### SET TASK
Find all lines in the listing that include the word "page", then copy them.

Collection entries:
>> start
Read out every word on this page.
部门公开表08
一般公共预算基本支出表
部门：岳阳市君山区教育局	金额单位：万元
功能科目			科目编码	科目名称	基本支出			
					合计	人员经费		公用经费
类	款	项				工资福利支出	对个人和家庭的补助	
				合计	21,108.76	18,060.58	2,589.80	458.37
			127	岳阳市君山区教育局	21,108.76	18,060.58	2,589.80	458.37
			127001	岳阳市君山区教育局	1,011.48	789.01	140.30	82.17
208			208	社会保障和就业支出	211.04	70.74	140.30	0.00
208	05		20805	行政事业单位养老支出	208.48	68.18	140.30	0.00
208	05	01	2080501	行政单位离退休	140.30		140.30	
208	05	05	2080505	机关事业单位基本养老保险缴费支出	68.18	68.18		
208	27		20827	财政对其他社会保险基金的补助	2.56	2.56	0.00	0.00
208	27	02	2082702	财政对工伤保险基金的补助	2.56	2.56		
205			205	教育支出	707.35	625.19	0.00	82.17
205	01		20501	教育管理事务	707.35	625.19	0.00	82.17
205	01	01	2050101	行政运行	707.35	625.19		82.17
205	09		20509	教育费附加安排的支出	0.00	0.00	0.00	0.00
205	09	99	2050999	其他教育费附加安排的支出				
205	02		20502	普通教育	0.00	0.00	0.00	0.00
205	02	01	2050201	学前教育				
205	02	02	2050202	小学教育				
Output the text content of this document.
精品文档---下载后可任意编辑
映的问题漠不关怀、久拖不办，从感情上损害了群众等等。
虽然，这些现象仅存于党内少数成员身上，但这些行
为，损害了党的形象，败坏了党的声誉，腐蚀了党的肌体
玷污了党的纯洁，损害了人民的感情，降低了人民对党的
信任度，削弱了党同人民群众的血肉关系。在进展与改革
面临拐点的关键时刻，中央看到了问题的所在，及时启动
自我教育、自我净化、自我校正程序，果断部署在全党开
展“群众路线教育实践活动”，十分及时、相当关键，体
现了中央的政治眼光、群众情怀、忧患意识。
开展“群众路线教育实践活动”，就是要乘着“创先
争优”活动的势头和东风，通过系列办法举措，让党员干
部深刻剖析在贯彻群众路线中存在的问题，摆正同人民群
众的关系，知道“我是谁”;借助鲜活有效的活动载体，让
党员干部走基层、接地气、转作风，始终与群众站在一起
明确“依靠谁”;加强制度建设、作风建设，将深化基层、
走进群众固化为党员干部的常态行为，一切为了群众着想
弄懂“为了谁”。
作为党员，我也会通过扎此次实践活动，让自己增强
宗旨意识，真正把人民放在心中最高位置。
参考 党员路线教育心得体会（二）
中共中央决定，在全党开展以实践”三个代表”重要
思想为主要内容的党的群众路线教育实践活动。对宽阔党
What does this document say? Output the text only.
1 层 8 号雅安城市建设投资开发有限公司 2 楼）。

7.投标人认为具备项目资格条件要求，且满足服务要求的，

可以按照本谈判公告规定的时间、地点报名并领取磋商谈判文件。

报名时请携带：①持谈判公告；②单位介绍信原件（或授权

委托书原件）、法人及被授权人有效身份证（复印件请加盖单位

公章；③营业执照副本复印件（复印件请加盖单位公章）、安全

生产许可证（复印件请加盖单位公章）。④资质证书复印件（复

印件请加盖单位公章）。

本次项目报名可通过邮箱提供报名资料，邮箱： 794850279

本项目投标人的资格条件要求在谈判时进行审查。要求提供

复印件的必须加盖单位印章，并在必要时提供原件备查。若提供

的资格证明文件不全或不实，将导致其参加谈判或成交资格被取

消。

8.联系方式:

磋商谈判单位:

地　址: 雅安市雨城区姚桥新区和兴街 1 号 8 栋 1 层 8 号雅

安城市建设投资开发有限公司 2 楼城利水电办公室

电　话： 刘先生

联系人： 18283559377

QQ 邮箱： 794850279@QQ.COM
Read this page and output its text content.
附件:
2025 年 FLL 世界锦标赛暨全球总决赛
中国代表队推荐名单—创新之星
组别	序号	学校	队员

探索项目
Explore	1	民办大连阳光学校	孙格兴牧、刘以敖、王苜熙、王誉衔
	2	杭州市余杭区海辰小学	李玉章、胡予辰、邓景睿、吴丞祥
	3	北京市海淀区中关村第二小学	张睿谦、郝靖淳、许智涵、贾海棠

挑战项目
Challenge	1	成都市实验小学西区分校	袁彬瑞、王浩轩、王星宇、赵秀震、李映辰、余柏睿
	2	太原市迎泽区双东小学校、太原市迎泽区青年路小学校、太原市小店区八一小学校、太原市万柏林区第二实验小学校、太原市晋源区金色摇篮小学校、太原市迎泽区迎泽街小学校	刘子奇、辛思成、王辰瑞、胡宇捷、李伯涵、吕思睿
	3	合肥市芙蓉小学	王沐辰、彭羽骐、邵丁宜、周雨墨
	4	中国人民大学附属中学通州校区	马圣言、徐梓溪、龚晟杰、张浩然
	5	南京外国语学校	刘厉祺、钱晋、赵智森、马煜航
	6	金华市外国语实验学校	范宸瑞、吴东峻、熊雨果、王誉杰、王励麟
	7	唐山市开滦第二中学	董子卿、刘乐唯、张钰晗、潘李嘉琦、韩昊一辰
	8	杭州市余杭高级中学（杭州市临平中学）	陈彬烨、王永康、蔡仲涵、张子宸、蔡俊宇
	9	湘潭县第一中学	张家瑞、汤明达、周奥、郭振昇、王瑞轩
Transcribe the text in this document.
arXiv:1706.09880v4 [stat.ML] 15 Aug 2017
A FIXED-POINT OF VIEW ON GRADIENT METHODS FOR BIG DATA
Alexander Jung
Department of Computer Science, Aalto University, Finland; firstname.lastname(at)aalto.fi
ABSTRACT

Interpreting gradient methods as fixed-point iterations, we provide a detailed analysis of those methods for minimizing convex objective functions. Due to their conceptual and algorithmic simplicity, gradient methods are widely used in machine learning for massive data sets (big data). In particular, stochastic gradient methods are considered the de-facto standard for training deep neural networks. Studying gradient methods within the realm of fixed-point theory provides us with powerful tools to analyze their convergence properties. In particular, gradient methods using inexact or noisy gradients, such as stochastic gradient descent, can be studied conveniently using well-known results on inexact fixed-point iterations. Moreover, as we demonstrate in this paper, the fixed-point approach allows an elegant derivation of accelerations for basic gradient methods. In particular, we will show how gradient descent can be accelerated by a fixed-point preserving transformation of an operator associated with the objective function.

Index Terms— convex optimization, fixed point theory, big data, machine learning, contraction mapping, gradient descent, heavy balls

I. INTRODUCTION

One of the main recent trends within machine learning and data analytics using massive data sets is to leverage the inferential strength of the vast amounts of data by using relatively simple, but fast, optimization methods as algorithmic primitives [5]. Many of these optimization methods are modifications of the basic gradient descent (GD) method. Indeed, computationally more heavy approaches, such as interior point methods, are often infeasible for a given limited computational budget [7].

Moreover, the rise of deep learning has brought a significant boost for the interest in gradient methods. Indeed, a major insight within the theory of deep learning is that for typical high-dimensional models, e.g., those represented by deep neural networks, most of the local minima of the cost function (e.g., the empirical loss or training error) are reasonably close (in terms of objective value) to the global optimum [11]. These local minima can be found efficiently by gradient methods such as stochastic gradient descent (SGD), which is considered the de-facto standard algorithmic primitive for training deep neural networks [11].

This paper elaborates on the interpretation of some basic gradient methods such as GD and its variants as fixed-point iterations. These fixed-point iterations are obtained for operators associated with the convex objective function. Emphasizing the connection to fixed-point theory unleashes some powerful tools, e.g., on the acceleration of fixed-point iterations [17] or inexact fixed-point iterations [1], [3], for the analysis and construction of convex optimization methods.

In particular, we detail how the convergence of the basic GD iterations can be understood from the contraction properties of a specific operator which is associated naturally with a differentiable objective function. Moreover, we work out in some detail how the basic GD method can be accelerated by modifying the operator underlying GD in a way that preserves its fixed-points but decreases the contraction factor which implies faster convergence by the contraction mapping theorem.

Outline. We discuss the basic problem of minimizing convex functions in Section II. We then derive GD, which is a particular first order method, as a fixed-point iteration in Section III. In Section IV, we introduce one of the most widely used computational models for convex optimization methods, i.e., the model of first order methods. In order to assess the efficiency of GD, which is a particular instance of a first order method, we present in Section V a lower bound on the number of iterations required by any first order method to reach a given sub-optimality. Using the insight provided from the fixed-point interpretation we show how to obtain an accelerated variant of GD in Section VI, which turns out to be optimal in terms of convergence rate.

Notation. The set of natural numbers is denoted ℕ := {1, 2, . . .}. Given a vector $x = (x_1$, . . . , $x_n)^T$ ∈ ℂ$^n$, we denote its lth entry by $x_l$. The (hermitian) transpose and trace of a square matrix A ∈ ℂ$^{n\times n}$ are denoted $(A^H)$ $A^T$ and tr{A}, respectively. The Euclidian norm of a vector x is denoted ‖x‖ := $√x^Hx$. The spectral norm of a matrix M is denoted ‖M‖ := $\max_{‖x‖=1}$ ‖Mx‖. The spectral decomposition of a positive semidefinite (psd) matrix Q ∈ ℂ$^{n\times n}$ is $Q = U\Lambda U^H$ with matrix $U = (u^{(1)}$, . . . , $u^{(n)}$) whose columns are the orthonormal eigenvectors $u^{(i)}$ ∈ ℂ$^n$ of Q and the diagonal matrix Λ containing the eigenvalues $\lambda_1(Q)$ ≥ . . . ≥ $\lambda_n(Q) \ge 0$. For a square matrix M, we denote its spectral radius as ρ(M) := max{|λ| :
>> end
### ANSWER TO THE PROBLEM
Read out every word on this page.
Read this page and output its text content.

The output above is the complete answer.